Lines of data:
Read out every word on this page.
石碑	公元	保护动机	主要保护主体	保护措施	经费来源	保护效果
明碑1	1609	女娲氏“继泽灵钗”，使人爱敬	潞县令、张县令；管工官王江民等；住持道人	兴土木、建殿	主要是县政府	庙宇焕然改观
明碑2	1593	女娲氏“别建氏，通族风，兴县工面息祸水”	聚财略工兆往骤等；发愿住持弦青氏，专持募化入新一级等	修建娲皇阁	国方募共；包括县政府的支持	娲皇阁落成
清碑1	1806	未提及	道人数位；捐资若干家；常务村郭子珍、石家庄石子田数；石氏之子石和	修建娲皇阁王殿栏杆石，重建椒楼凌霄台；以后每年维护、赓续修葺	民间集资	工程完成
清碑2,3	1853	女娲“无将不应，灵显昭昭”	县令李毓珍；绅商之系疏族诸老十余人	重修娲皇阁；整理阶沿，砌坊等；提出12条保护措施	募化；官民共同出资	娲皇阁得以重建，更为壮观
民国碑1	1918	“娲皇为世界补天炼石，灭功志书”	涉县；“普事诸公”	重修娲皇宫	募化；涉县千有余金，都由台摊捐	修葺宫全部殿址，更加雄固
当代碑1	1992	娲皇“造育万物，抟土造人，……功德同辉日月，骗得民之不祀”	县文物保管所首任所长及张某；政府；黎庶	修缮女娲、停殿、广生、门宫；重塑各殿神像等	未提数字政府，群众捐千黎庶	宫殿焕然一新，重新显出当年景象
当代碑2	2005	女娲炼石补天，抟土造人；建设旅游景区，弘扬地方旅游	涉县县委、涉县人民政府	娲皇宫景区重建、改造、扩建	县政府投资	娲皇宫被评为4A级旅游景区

(Instructions for the task) Locate the word "抟土造人" in the records above, and return each line that has it.

(Response below)
当代碑1	1992	娲皇“造育万物，抟土造人，……功德同辉日月，骗得民之不祀”	县文物保管所首任所长及张某；政府；黎庶	修缮女娲、停殿、广生、门宫；重塑各殿神像等	未提数字政府，群众捐千黎庶	宫殿焕然一新，重新显出当年景象
当代碑2	2005	女娲炼石补天，抟土造人；建设旅游景区，弘扬地方旅游	涉县县委、涉县人民政府	娲皇宫景区重建、改造、扩建	县政府投资	娲皇宫被评为4A级旅游景区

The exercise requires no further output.